:: WORK INSTRUCTIONS ::
Gather all lines from the material that contain "estacionamento".

:: RECORDS FOR THE TASK ::
========================================================================

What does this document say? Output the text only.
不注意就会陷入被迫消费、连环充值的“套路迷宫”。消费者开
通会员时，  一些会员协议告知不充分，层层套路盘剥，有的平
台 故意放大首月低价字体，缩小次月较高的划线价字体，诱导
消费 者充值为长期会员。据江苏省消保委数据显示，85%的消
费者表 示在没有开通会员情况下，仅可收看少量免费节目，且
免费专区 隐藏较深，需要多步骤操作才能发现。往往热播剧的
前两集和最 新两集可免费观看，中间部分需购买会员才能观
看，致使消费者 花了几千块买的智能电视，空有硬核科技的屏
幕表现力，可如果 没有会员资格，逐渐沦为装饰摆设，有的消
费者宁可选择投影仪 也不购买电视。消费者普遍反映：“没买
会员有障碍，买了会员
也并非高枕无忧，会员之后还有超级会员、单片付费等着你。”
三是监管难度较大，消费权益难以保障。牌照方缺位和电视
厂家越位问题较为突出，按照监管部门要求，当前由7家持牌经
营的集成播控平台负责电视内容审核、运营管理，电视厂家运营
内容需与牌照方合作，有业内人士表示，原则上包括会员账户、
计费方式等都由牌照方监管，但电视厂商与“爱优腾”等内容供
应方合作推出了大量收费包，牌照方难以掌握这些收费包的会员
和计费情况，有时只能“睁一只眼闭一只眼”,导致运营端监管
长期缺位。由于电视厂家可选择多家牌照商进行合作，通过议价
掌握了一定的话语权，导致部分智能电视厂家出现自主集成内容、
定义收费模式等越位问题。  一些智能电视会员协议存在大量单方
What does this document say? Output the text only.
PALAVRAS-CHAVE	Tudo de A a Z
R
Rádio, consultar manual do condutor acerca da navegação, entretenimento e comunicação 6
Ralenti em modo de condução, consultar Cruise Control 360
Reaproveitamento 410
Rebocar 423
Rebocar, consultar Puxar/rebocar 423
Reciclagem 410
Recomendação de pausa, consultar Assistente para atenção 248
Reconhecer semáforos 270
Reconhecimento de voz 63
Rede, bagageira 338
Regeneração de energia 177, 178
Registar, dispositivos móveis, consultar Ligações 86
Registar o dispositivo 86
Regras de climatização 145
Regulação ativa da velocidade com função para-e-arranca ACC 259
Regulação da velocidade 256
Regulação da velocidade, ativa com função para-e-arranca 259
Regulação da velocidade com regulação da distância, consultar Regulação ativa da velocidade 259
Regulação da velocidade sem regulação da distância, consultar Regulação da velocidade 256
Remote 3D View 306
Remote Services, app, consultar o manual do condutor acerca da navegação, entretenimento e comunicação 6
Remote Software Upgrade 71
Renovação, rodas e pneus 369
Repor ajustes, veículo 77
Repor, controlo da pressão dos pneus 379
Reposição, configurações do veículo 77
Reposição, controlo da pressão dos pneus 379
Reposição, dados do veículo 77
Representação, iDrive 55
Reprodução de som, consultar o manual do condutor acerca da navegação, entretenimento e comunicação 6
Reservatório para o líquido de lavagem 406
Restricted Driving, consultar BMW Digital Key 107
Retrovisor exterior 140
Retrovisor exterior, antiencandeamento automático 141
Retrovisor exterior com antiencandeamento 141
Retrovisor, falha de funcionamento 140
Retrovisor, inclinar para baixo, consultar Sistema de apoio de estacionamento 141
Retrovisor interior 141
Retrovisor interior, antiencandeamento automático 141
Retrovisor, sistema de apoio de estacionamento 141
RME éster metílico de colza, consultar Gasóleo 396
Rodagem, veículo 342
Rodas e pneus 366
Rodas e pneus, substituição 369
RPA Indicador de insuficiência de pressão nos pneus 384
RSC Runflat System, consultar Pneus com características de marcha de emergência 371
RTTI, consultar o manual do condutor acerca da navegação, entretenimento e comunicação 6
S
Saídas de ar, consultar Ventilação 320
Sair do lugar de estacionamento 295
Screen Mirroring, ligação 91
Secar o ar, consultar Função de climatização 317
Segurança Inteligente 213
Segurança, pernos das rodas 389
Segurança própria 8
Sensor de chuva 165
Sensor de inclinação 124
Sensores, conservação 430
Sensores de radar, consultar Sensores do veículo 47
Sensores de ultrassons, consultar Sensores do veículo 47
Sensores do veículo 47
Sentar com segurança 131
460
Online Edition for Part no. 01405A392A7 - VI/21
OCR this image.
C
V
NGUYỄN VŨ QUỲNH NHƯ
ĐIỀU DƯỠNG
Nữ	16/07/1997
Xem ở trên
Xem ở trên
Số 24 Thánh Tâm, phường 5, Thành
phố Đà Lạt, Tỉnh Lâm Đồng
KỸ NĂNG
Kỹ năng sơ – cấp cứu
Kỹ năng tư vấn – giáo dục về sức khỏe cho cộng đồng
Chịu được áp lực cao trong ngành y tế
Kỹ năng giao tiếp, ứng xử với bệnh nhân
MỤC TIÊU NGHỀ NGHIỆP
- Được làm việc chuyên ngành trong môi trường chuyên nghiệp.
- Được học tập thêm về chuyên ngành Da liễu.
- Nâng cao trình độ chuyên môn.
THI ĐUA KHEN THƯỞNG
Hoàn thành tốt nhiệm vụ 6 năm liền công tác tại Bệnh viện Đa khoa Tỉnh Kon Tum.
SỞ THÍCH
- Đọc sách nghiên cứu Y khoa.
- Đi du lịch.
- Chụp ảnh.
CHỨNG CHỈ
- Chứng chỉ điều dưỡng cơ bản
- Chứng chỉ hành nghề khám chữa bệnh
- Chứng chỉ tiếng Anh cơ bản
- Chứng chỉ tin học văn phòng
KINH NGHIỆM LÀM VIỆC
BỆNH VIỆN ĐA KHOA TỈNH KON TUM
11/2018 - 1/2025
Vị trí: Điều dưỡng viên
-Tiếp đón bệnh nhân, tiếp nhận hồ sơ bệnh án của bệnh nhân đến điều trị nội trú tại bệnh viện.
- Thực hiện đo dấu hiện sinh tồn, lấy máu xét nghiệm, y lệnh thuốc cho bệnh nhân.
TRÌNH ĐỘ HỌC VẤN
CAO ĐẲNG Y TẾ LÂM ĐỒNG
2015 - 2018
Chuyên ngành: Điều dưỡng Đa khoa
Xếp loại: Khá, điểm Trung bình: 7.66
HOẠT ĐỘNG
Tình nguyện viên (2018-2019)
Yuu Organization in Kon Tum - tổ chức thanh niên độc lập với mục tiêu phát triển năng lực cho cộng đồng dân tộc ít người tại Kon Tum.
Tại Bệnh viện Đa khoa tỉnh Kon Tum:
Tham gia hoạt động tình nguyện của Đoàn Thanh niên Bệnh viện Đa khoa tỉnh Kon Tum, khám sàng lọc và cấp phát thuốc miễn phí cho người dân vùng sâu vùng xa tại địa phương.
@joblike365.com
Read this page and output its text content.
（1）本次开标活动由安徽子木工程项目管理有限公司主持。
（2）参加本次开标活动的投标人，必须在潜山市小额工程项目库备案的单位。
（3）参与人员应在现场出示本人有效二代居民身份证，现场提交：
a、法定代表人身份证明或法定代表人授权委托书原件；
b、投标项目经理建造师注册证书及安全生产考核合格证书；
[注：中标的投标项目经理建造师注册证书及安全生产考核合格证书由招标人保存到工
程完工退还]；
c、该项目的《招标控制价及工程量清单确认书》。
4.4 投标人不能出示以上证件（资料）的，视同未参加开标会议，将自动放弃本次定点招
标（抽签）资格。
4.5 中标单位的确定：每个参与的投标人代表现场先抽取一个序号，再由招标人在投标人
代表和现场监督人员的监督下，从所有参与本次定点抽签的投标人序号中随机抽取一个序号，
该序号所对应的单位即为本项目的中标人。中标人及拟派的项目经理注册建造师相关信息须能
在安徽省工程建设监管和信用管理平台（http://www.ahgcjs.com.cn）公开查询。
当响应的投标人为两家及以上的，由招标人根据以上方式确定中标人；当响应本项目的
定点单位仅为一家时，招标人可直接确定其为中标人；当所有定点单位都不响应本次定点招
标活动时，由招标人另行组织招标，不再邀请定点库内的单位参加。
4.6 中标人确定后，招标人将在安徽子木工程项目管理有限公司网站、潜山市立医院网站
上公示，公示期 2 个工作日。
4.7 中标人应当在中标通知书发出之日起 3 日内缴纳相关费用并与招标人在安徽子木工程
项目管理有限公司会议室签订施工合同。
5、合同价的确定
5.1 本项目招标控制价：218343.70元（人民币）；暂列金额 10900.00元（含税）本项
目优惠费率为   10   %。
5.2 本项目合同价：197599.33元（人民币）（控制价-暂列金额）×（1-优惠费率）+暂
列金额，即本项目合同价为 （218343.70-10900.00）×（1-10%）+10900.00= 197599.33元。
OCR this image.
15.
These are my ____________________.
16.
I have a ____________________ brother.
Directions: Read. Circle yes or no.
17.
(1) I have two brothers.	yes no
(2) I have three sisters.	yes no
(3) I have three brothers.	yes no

========================================================================

:: RESULT FOR THIS TASK ::
Retrovisor, inclinar para baixo, consultar Sistema de apoio de estacionamento 141
Retrovisor, sistema de apoio de estacionamento 141
Sair do lugar de estacionamento 295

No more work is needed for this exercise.